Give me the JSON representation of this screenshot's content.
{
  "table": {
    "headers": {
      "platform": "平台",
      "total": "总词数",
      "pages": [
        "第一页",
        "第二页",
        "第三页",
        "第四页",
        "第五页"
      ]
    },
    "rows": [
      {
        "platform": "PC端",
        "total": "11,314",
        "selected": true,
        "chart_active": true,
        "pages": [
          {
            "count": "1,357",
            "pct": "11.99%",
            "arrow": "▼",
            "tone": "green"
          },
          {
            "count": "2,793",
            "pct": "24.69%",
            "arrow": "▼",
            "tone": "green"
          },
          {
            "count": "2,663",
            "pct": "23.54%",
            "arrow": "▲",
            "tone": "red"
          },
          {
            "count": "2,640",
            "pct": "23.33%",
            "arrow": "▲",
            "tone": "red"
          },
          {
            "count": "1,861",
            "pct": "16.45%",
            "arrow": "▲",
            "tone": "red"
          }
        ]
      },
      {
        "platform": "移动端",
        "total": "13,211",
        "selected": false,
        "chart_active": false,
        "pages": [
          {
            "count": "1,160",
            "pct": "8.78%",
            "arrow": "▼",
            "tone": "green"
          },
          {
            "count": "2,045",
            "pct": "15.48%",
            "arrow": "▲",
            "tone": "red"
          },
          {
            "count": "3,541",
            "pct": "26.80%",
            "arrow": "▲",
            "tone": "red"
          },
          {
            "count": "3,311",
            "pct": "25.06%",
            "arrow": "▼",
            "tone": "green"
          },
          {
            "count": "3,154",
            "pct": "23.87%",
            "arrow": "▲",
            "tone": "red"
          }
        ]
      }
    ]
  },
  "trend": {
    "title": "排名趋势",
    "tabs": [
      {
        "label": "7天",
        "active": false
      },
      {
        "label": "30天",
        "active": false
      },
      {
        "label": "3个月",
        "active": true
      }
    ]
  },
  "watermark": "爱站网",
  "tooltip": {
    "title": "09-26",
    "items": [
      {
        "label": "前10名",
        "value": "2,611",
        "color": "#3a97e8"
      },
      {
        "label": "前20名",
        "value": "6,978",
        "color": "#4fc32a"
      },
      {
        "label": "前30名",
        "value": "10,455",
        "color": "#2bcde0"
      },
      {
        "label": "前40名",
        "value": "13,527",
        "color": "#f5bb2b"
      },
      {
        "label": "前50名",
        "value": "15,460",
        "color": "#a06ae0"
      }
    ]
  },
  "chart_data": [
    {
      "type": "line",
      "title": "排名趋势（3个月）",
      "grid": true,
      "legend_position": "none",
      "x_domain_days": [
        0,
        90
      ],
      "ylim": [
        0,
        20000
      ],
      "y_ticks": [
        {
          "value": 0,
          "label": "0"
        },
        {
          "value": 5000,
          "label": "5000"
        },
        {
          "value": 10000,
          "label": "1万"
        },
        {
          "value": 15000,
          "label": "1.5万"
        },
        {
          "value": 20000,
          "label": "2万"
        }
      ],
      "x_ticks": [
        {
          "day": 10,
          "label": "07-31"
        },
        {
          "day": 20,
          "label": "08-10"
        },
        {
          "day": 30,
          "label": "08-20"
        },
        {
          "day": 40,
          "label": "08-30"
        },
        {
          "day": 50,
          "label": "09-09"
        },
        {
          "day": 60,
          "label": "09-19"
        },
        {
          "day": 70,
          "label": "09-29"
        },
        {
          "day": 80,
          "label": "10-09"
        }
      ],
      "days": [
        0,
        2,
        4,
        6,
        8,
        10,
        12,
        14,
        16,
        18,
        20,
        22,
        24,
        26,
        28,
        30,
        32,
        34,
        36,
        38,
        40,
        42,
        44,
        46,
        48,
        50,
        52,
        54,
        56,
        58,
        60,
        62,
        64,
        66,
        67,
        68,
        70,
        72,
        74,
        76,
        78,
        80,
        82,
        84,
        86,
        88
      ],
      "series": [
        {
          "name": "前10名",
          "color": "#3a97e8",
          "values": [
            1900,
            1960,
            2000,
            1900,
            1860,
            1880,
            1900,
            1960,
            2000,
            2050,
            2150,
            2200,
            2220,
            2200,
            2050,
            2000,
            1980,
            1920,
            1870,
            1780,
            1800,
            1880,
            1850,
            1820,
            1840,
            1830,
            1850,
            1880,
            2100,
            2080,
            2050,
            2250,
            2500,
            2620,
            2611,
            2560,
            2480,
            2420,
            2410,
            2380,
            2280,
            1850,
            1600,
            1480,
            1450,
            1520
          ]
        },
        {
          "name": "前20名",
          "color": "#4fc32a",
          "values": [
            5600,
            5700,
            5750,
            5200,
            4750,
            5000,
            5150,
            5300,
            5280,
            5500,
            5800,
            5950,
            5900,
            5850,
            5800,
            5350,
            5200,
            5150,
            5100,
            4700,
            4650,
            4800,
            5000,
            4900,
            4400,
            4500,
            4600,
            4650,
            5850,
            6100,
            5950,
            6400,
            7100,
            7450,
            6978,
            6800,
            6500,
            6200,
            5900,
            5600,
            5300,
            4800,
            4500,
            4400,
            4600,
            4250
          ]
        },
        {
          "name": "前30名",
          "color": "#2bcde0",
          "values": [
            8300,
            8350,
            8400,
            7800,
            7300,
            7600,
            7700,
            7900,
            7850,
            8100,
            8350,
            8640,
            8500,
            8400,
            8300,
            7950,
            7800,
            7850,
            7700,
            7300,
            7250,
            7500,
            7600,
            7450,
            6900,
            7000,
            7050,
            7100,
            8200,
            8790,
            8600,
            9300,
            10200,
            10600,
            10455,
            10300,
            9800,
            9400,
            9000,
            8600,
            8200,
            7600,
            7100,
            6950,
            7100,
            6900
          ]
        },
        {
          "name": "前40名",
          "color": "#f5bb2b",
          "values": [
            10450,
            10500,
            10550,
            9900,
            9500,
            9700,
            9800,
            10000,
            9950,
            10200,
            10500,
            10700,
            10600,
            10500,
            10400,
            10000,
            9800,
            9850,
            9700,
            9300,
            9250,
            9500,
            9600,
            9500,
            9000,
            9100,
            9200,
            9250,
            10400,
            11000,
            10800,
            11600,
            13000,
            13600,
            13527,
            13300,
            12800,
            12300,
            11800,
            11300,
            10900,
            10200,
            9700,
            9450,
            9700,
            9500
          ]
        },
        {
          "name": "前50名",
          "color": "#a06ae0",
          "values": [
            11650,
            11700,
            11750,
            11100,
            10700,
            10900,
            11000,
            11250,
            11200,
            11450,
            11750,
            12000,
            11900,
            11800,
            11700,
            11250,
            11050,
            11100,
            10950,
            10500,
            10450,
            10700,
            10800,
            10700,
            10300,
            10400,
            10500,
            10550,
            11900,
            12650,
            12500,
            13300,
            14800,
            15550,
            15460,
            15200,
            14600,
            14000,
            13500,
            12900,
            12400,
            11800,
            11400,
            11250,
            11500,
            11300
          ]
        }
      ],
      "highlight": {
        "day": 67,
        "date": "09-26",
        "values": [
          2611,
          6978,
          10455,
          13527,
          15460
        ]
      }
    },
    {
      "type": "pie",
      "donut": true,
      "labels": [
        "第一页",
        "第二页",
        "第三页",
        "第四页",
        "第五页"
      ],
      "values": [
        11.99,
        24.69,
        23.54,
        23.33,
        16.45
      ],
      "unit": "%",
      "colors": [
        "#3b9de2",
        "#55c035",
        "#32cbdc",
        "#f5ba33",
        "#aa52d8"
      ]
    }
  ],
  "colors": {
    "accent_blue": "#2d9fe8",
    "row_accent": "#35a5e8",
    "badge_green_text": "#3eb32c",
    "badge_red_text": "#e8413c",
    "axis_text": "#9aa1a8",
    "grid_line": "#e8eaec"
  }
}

━━━━━━━━━━

Of the lines in this data, how many contain "true"? Reply with only the number.

5